> _Task brief_
Please rewrite the records from their start through the line containing "note-item: นักวิชาการเงินและบัญชี <box>230", swapping "note-equals" for "note-symbol" and leaving everything else unchanged.

> _Entries_
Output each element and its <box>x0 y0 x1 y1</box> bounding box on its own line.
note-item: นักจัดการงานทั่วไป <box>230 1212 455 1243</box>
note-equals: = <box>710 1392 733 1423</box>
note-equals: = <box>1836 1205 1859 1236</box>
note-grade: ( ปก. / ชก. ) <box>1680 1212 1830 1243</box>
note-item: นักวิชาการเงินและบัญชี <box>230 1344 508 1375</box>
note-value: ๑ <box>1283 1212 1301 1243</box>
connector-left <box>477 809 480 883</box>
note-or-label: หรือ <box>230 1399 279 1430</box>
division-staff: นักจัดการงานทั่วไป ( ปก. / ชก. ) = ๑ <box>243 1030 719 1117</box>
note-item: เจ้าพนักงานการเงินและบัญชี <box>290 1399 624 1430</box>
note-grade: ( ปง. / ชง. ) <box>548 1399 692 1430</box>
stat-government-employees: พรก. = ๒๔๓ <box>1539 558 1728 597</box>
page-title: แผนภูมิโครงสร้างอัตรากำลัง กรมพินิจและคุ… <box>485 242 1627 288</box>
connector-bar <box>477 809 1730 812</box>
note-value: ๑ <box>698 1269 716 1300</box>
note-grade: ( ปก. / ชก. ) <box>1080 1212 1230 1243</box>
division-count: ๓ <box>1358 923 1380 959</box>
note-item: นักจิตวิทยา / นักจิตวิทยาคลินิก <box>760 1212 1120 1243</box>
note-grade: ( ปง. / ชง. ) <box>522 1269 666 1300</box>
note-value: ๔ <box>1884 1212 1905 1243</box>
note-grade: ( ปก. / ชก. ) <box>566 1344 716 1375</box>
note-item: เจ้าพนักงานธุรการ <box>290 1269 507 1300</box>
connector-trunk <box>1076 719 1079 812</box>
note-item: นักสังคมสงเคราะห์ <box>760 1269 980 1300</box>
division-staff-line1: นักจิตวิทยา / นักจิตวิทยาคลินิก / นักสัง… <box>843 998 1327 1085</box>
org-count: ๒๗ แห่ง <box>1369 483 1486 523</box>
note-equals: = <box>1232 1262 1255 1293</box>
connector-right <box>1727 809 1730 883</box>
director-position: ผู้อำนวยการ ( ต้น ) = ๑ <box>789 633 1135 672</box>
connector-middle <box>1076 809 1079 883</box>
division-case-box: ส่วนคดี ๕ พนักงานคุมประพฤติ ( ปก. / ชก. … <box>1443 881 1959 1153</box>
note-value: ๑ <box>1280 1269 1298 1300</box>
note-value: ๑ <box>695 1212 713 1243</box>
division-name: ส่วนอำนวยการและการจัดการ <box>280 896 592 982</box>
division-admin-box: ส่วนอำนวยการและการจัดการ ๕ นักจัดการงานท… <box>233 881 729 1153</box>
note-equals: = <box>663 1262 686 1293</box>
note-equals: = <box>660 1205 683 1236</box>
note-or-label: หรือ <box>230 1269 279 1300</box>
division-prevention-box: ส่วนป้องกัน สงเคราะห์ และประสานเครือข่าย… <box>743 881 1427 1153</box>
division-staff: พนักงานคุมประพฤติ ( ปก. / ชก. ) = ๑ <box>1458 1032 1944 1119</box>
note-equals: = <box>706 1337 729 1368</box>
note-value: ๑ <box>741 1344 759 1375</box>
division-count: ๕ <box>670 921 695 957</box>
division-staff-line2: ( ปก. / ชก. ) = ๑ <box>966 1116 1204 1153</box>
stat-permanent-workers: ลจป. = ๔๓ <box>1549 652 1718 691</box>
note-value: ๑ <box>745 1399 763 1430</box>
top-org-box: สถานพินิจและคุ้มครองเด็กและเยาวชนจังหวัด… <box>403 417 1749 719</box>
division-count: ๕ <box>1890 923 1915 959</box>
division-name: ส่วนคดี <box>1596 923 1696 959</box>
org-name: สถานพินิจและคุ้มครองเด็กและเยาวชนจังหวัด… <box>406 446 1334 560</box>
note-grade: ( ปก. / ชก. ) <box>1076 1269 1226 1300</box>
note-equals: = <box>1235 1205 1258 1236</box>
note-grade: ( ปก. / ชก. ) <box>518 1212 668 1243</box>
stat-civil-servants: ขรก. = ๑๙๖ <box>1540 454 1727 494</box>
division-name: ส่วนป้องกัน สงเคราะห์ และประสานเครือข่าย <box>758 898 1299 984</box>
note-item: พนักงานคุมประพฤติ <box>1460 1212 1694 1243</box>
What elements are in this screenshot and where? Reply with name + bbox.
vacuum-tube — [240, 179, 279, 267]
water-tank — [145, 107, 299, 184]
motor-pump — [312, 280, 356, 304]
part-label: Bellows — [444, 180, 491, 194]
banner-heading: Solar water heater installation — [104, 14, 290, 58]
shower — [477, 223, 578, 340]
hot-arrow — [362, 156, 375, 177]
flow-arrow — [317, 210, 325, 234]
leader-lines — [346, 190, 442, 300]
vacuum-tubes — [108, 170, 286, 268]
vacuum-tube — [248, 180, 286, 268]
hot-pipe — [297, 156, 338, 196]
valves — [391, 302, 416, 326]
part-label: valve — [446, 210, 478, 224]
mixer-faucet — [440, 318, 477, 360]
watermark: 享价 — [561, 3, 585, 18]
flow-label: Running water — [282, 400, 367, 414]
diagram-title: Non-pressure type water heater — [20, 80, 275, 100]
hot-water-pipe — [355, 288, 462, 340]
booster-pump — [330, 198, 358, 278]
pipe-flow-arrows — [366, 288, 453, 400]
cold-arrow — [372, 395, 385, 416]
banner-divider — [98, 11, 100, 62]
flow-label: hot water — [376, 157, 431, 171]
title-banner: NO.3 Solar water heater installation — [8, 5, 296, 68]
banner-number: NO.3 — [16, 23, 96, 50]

> _Reply_
Output each element and its <box>x0 y0 x1 y1</box> bounding box on its own line.
note-item: นักจัดการงานทั่วไป <box>230 1212 455 1243</box>
note-symbol: = <box>710 1392 733 1423</box>
note-symbol: = <box>1836 1205 1859 1236</box>
note-grade: ( ปก. / ชก. ) <box>1680 1212 1830 1243</box>
note-item: นักวิชาการเงินและบัญชี <box>230 1344 508 1375</box>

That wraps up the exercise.